▶ _PROBLEM REQUIREMENTS_: Copy the full set of lines exactly as given.

▶ _TASK INPUTS_:
»»

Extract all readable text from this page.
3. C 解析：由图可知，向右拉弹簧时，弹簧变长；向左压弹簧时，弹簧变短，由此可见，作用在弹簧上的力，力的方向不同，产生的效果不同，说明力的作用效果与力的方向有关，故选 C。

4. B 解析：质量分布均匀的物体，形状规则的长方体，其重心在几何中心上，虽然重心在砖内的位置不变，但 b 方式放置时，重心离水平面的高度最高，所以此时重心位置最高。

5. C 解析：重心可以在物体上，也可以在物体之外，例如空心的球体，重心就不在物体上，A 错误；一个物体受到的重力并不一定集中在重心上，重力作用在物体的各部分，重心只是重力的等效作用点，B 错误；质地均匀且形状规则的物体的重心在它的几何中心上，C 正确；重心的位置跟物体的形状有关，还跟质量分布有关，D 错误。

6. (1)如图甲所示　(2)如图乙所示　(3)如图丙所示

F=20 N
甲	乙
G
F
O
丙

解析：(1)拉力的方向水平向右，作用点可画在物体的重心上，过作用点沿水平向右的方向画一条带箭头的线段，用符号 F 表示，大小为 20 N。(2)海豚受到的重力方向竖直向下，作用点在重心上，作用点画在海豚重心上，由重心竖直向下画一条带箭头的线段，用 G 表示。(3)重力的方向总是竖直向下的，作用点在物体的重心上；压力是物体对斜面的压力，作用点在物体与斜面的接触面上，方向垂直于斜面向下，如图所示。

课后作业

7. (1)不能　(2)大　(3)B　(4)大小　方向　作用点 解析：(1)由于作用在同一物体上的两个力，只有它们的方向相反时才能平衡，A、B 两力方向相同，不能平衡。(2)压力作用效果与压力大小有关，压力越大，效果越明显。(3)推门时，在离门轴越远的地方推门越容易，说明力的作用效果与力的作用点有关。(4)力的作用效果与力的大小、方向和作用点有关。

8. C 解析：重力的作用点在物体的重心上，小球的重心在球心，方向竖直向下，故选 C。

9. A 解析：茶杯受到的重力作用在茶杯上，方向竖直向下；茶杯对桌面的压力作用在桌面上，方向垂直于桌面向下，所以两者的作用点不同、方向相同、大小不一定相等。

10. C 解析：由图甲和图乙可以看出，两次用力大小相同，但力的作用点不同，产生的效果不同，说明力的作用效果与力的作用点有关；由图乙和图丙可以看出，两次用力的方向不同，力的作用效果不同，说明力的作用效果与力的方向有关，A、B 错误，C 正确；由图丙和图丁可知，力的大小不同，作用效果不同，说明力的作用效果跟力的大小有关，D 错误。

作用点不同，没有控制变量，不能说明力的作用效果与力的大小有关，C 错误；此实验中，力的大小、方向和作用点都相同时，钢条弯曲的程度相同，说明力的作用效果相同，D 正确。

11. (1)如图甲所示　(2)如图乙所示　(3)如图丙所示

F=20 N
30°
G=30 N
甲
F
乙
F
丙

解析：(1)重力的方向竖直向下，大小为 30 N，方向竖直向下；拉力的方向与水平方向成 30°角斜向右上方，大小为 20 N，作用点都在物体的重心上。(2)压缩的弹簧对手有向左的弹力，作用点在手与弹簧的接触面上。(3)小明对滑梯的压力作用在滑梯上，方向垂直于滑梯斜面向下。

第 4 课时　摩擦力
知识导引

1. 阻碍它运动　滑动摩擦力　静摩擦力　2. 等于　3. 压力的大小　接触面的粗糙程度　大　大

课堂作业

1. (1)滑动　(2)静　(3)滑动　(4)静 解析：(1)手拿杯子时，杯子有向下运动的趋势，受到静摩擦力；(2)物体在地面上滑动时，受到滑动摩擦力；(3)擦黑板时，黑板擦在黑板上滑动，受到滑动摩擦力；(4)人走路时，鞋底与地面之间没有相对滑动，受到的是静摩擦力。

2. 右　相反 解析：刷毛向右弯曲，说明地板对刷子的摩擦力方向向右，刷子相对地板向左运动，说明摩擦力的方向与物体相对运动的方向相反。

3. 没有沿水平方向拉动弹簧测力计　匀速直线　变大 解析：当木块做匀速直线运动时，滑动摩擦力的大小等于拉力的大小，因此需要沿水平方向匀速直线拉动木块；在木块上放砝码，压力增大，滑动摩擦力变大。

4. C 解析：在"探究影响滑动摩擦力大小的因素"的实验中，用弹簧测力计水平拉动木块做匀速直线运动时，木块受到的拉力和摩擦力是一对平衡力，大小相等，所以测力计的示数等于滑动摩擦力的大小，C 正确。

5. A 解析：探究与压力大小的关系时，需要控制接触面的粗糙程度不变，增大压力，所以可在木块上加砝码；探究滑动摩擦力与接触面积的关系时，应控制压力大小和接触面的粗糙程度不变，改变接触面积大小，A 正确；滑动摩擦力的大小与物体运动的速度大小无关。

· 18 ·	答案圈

««

▶ _TASK RESULT_:
Extract all readable text from this page.
3. C 解析：由图可知，向右拉弹簧时，弹簧变长；向左压弹簧时，弹簧变短，由此可见，作用在弹簧上的力，力的方向不同，产生的效果不同，说明力的作用效果与力的方向有关，故选 C。

4. B 解析：质量分布均匀的物体，形状规则的长方体，其重心在几何中心上，虽然重心在砖内的位置不变，但 b 方式放置时，重心离水平面的高度最高，所以此时重心位置最高。

5. C 解析：重心可以在物体上，也可以在物体之外，例如空心的球体，重心就不在物体上，A 错误；一个物体受到的重力并不一定集中在重心上，重力作用在物体的各部分，重心只是重力的等效作用点，B 错误；质地均匀且形状规则的物体的重心在它的几何中心上，C 正确；重心的位置跟物体的形状有关，还跟质量分布有关，D 错误。

6. (1)如图甲所示　(2)如图乙所示　(3)如图丙所示

F=20 N
甲	乙
G
F
O
丙

解析：(1)拉力的方向水平向右，作用点可画在物体的重心上，过作用点沿水平向右的方向画一条带箭头的线段，用符号 F 表示，大小为 20 N。(2)海豚受到的重力方向竖直向下，作用点在重心上，作用点画在海豚重心上，由重心竖直向下画一条带箭头的线段，用 G 表示。(3)重力的方向总是竖直向下的，作用点在物体的重心上；压力是物体对斜面的压力，作用点在物体与斜面的接触面上，方向垂直于斜面向下，如图所示。

课后作业

7. (1)不能　(2)大　(3)B　(4)大小　方向　作用点 解析：(1)由于作用在同一物体上的两个力，只有它们的方向相反时才能平衡，A、B 两力方向相同，不能平衡。(2)压力作用效果与压力大小有关，压力越大，效果越明显。(3)推门时，在离门轴越远的地方推门越容易，说明力的作用效果与力的作用点有关。(4)力的作用效果与力的大小、方向和作用点有关。

8. C 解析：重力的作用点在物体的重心上，小球的重心在球心，方向竖直向下，故选 C。

9. A 解析：茶杯受到的重力作用在茶杯上，方向竖直向下；茶杯对桌面的压力作用在桌面上，方向垂直于桌面向下，所以两者的作用点不同、方向相同、大小不一定相等。

10. C 解析：由图甲和图乙可以看出，两次用力大小相同，但力的作用点不同，产生的效果不同，说明力的作用效果与力的作用点有关；由图乙和图丙可以看出，两次用力的方向不同，力的作用效果不同，说明力的作用效果与力的方向有关，A、B 错误，C 正确；由图丙和图丁可知，力的大小不同，作用效果不同，说明力的作用效果跟力的大小有关，D 错误。

作用点不同，没有控制变量，不能说明力的作用效果与力的大小有关，C 错误；此实验中，力的大小、方向和作用点都相同时，钢条弯曲的程度相同，说明力的作用效果相同，D 正确。

11. (1)如图甲所示　(2)如图乙所示　(3)如图丙所示

F=20 N
30°
G=30 N
甲
F
乙
F
丙

解析：(1)重力的方向竖直向下，大小为 30 N，方向竖直向下；拉力的方向与水平方向成 30°角斜向右上方，大小为 20 N，作用点都在物体的重心上。(2)压缩的弹簧对手有向左的弹力，作用点在手与弹簧的接触面上。(3)小明对滑梯的压力作用在滑梯上，方向垂直于滑梯斜面向下。

第 4 课时　摩擦力
知识导引

1. 阻碍它运动　滑动摩擦力　静摩擦力　2. 等于　3. 压力的大小　接触面的粗糙程度　大　大

课堂作业

1. (1)滑动　(2)静　(3)滑动　(4)静 解析：(1)手拿杯子时，杯子有向下运动的趋势，受到静摩擦力；(2)物体在地面上滑动时，受到滑动摩擦力；(3)擦黑板时，黑板擦在黑板上滑动，受到滑动摩擦力；(4)人走路时，鞋底与地面之间没有相对滑动，受到的是静摩擦力。

2. 右　相反 解析：刷毛向右弯曲，说明地板对刷子的摩擦力方向向右，刷子相对地板向左运动，说明摩擦力的方向与物体相对运动的方向相反。

3. 没有沿水平方向拉动弹簧测力计　匀速直线　变大 解析：当木块做匀速直线运动时，滑动摩擦力的大小等于拉力的大小，因此需要沿水平方向匀速直线拉动木块；在木块上放砝码，压力增大，滑动摩擦力变大。

4. C 解析：在"探究影响滑动摩擦力大小的因素"的实验中，用弹簧测力计水平拉动木块做匀速直线运动时，木块受到的拉力和摩擦力是一对平衡力，大小相等，所以测力计的示数等于滑动摩擦力的大小，C 正确。

5. A 解析：探究与压力大小的关系时，需要控制接触面的粗糙程度不变，增大压力，所以可在木块上加砝码；探究滑动摩擦力与接触面积的关系时，应控制压力大小和接触面的粗糙程度不变，改变接触面积大小，A 正确；滑动摩擦力的大小与物体运动的速度大小无关。

· 18 ·	答案圈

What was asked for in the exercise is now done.